Objective -
For the data below, work out how many lines include the string "unfair" and report only the number.

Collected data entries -
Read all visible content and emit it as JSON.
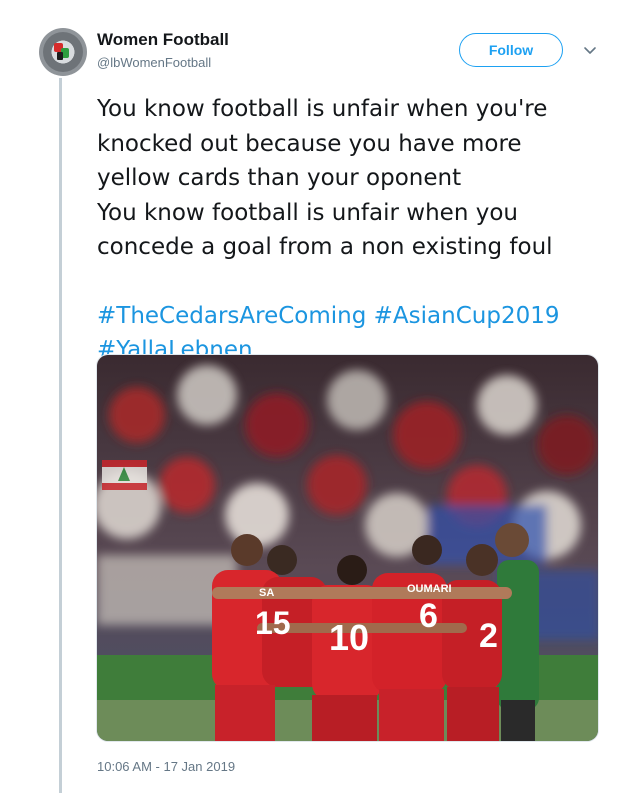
{
  "tweet": {
    "display_name": "Women Football",
    "handle": "@lbWomenFootball",
    "follow_label": "Follow",
    "text_lines": [
      "You know football is unfair when you're",
      "knocked out because you have more",
      "yellow cards than your oponent",
      "You know football is unfair when you",
      "concede a goal from a non existing foul"
    ],
    "hashtags": {
      "tag1": "#TheCedarsAreComing",
      "tag2": "#AsianCup2019",
      "tag3": "#YallaLebnen"
    },
    "photo": {
      "jersey_names": {
        "left": "SA",
        "center": "OUMARI"
      },
      "jersey_numbers": {
        "n15": "15",
        "n10": "10",
        "n6": "6",
        "n2": "2"
      }
    },
    "timestamp": "10:06 AM - 17 Jan 2019"
  },
  "colors": {
    "link_blue": "#1b95e0",
    "follow_blue": "#1da1f2",
    "secondary_text": "#657786",
    "thread_line": "#c4cfd6",
    "jersey_red": "#d8262c"
  },
  "icons": {
    "avatar": "lebanon-map-logo",
    "chevron": "chevron-down-icon"
  }
}
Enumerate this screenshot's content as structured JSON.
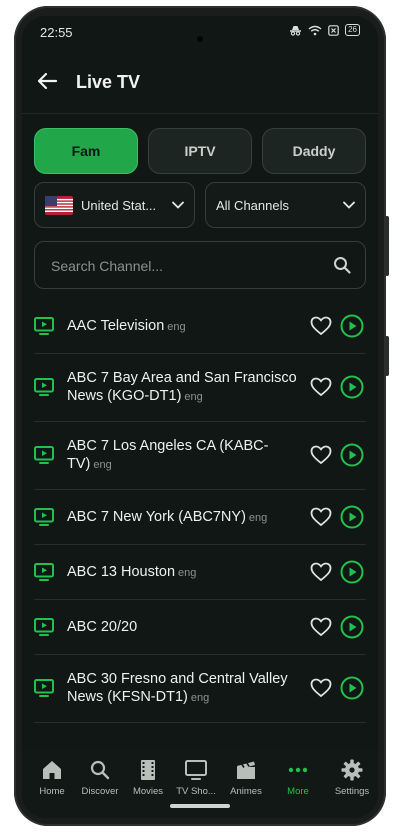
{
  "status_bar": {
    "time": "22:55",
    "battery": "26"
  },
  "app_bar": {
    "title": "Live TV"
  },
  "tabs": [
    {
      "label": "Fam",
      "active": true
    },
    {
      "label": "IPTV",
      "active": false
    },
    {
      "label": "Daddy",
      "active": false
    }
  ],
  "filters": {
    "country": "United Stat...",
    "category": "All Channels"
  },
  "search": {
    "placeholder": "Search Channel..."
  },
  "channels": [
    {
      "name": "AAC Television",
      "lang": "eng",
      "lines": 1
    },
    {
      "name": "ABC 7 Bay Area and San Francisco News (KGO-DT1)",
      "lang": "eng",
      "lines": 2
    },
    {
      "name": "ABC 7 Los Angeles CA (KABC-TV)",
      "lang": "eng",
      "lines": 2
    },
    {
      "name": "ABC 7 New York (ABC7NY)",
      "lang": "eng",
      "lines": 1
    },
    {
      "name": "ABC 13 Houston",
      "lang": "eng",
      "lines": 1
    },
    {
      "name": "ABC 20/20",
      "lang": "",
      "lines": 1
    },
    {
      "name": "ABC 30 Fresno and Central Valley News (KFSN-DT1)",
      "lang": "eng",
      "lines": 2
    }
  ],
  "nav": [
    {
      "label": "Home",
      "icon": "home-icon"
    },
    {
      "label": "Discover",
      "icon": "search-icon"
    },
    {
      "label": "Movies",
      "icon": "film-icon"
    },
    {
      "label": "TV Sho...",
      "icon": "tv-icon"
    },
    {
      "label": "Animes",
      "icon": "clapper-icon"
    },
    {
      "label": "More",
      "icon": "more-dots-icon",
      "active": true
    },
    {
      "label": "Settings",
      "icon": "gear-icon"
    }
  ],
  "colors": {
    "accent": "#22c14e",
    "background": "#101714"
  }
}
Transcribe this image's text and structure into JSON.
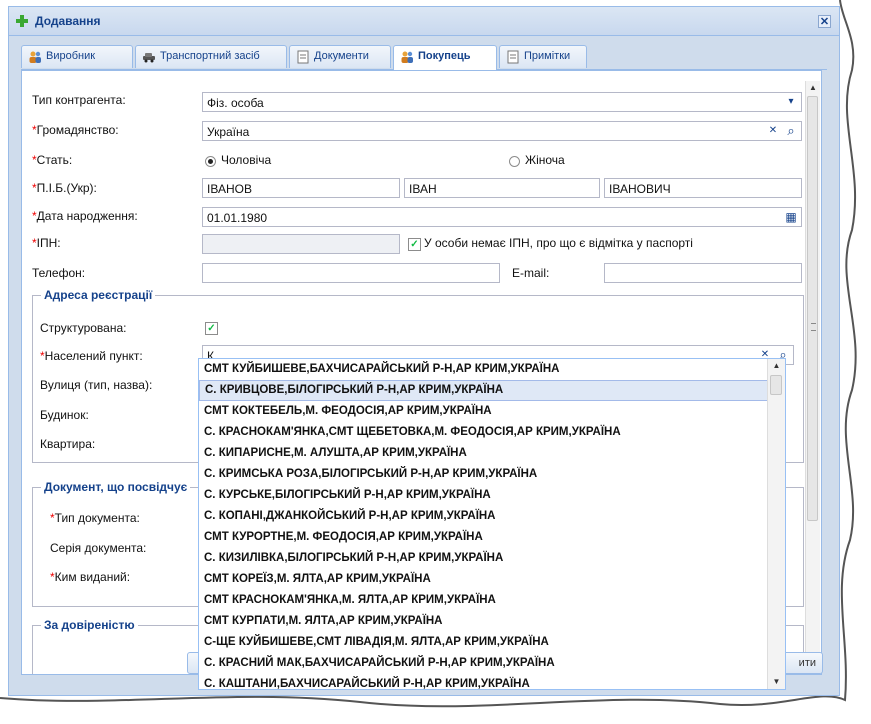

Answer to this exercise -
2